# GIVEN TASK 1
Reproduce verbatim the stretch of the forum thread about the bowed wall from "Fixable? Yes, if" through "just packing lumber.".

━━━━━━━━━━

# 2nd floor bowed load bearing wall / drywall - need help / advice



## misuszatek (Aug 22, 2018)

You guys helped me numerous time so I will ask for your help again. 

Another day another surprise ... I noticed that part of load-bearing wall on 2nd floor is bowed. Could be just drywall but didnt open it up yet. Remaining part of the wall is straight, same is a parallel wall on the opposite side of the foyer. I would assume that if studs are bowing (or should I use wterm "crooked") that could be caused by humid (previous owned didnt have central AC) more than weight as above is just a roof. Or could be just drywall?

Anyway.. few photos to give you idea what i'm talking about and quick drawing.


----------



## misuszatek (Aug 22, 2018)

...and other side / inside the bedroom


----------



## misuszatek (Aug 22, 2018)

and pic of the attic above


----------



## Nealtw (Jun 22, 2017)

It is likely just the crown of the studs, but can you take a picture of that part of the attic so we can see what the load is up there?


----------



## misuszatek (Aug 22, 2018)

Nealtw said:


> can you take a picture of that part of the attic so we can see what the load is up there?


This is approximate area right over bowed part of the wall.


----------



## Nealtw (Jun 22, 2017)

misuszatek said:


> This is approximate area right over bowed part of the wall.



Those are full span trusses and if you notice there is no header over the stairs, they is no load from above, so you are just dealing with bent studs.
Fixable? Yes, if you remove the drywall from the other side of the wall.


----------



## Gregsoldtruck79 (Dec 21, 2017)

Another reason why the young fellar or lady that pulls the studs/joists/rafters from the load stack and then lays them down on the deck to be nailed in place, has a important task to do...other than just packing lumber.

They should be "eyeballing" each stud (or joist) BEFORE dropping them down in between the plates on the wall (or rim joists) that is getting ready to be built. 

The "cull" and "crowning" factor will always have to be reckoned with, by GOOD framers. The half arsed framers IMO though, could not give a bees hinny about culling and crowning their studs/joists/rafters. JMO


----------



## That Guy (Aug 19, 2017)

Something to keep in mind...

Theres not a straight house on earth.


----------

━━━━━━━━━━

# GIVEN TASK 2
Write out the records from their start through the line containing "refresh-icon [58, 147, 94, 187]", substituting "lang-code" for "language-code" and keeping everything else unchanged. Give only those lines.

━━━━━━━━━━

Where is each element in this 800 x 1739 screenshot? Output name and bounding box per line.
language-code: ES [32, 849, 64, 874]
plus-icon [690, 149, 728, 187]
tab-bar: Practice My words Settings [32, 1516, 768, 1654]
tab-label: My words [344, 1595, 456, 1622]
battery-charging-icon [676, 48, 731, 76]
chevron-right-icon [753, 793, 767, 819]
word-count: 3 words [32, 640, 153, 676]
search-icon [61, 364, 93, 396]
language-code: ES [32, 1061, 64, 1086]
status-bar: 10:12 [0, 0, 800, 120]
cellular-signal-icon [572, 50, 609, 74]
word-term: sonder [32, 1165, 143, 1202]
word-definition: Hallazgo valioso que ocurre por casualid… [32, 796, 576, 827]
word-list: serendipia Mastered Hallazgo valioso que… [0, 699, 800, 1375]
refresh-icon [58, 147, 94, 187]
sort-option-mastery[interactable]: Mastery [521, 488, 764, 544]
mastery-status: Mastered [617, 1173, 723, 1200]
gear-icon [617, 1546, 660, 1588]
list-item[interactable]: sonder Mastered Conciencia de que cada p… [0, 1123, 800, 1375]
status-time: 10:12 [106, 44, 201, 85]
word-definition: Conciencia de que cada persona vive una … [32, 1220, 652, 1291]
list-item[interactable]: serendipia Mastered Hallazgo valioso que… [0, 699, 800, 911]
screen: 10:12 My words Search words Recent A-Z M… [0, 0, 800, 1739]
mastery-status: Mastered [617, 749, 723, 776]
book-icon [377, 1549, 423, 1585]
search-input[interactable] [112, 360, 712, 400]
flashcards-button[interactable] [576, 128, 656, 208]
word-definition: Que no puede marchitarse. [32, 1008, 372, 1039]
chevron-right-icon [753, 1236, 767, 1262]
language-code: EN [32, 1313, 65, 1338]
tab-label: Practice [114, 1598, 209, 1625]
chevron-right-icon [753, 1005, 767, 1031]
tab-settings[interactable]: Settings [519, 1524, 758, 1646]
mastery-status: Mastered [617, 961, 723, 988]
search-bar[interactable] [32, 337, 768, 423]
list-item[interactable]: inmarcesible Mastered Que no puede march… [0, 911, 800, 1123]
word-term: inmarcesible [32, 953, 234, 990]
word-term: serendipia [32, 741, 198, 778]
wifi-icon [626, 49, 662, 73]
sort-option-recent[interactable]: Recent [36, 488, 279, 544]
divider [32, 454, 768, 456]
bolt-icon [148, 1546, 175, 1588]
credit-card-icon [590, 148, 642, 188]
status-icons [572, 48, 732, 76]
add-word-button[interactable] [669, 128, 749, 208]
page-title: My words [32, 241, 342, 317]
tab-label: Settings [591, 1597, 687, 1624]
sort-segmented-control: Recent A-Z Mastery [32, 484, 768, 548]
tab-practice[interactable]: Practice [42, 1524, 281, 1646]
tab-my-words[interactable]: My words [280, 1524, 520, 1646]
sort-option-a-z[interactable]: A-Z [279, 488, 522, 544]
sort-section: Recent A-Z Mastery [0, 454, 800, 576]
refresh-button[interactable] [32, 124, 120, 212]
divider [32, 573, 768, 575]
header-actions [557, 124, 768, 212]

━━━━━━━━━━

# TASK RESULT 1
Fixable? Yes, if you remove the drywall from the other side of the wall.


----------



## Gregsoldtruck79 (Dec 21, 2017)

Another reason why the young fellar or lady that pulls the studs/joists/rafters from the load stack and then lays them down on the deck to be nailed in place, has a important task to do...other than just packing lumber.

# TASK RESULT 2
Where is each element in this 800 x 1739 screenshot? Output name and bounding box per line.
lang-code: ES [32, 849, 64, 874]
plus-icon [690, 149, 728, 187]
tab-bar: Practice My words Settings [32, 1516, 768, 1654]
tab-label: My words [344, 1595, 456, 1622]
battery-charging-icon [676, 48, 731, 76]
chevron-right-icon [753, 793, 767, 819]
word-count: 3 words [32, 640, 153, 676]
search-icon [61, 364, 93, 396]
lang-code: ES [32, 1061, 64, 1086]
status-bar: 10:12 [0, 0, 800, 120]
cellular-signal-icon [572, 50, 609, 74]
word-term: sonder [32, 1165, 143, 1202]
word-definition: Hallazgo valioso que ocurre por casualid… [32, 796, 576, 827]
word-list: serendipia Mastered Hallazgo valioso que… [0, 699, 800, 1375]
refresh-icon [58, 147, 94, 187]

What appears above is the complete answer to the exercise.